Atividade A: De acordo com o bloco de texto, qual é a faixa de idades dos filhos de quem escreve?
Atividade B:
Indique se cada afirmação concorda com o bloco de texto, respondendo sim ou não e citando as palavras do texto que decidem a questão.
(i) Orwell e Huxley previram que os humanos perderiam a cabeça com os filhos.
(ii) Quem escreve compara o poder dos filhos a um polvo.
(iii) O mundo já esteve mais refém dos filhos do que está hoje.
Atividade C: Resuma o bloco de texto em duas frases.

Nunca o mundo esteve tão refém de filhos como hoje. Tenho filhos dos 22 aos 9 anos e acreditem que é latente o crescimento do poder dos filhos. Tipo polvo. Orwell e Huxley pensaram em tudo, imaginaram os cenários mais tenebrosos a respeito do aprisionamento da mente, da liberdade, da ausência de discernimento dos humanos. Mas nunca pensaram que nós perdêssemos a cabeça com os filhos, ao ponto de nos escravizarmos desta forma. Que fossem as crianças, os adolescentes, que nem os sapatos sabem apertar, a mandar nisto tudo.

Dados de compreensão de documentos
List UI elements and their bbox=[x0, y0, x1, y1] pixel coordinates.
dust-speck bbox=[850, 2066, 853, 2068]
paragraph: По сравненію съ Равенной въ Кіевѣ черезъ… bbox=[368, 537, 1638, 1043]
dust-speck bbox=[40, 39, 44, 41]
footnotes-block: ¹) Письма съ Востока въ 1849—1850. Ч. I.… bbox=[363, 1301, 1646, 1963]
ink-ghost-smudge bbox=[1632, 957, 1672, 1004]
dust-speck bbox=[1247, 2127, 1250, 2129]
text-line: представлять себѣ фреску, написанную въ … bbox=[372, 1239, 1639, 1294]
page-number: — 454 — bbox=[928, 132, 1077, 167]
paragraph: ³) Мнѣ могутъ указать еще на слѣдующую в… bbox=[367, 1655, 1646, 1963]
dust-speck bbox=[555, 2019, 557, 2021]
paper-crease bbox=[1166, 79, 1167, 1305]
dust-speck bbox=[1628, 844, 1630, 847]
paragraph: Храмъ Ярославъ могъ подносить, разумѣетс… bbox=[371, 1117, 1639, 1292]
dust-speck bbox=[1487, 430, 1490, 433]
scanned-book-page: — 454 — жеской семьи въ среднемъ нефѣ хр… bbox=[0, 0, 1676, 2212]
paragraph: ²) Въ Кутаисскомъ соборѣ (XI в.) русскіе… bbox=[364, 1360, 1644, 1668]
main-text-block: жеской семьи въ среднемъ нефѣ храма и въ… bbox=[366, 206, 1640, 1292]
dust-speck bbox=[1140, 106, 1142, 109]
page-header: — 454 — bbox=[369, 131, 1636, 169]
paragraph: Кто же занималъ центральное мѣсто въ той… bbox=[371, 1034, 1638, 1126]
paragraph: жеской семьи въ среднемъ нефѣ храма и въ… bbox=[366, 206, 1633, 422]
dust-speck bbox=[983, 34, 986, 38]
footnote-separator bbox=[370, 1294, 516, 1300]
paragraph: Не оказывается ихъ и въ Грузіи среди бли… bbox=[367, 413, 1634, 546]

Resposta A: Dos 22 aos 9 anos.

Resposta B:
(i) Não: "Mas nunca pensaram que nós perdêssemos a cabeça com os filhos"
(ii) Sim: "Tipo polvo."
(iii) Não: "Nunca o mundo esteve tão refém de filhos como hoje."

Resposta C: Quem escreve tem filhos dos 22 aos 9 anos e afirma que o mundo nunca esteve tão refém dos filhos como hoje, sendo visível o crescimento do poder deles. Orwell e Huxley imaginaram cenários tenebrosos sobre o aprisionamento da mente, mas nunca pensaram que os adultos se escravizariam aos filhos, deixando crianças e adolescentes mandar em tudo.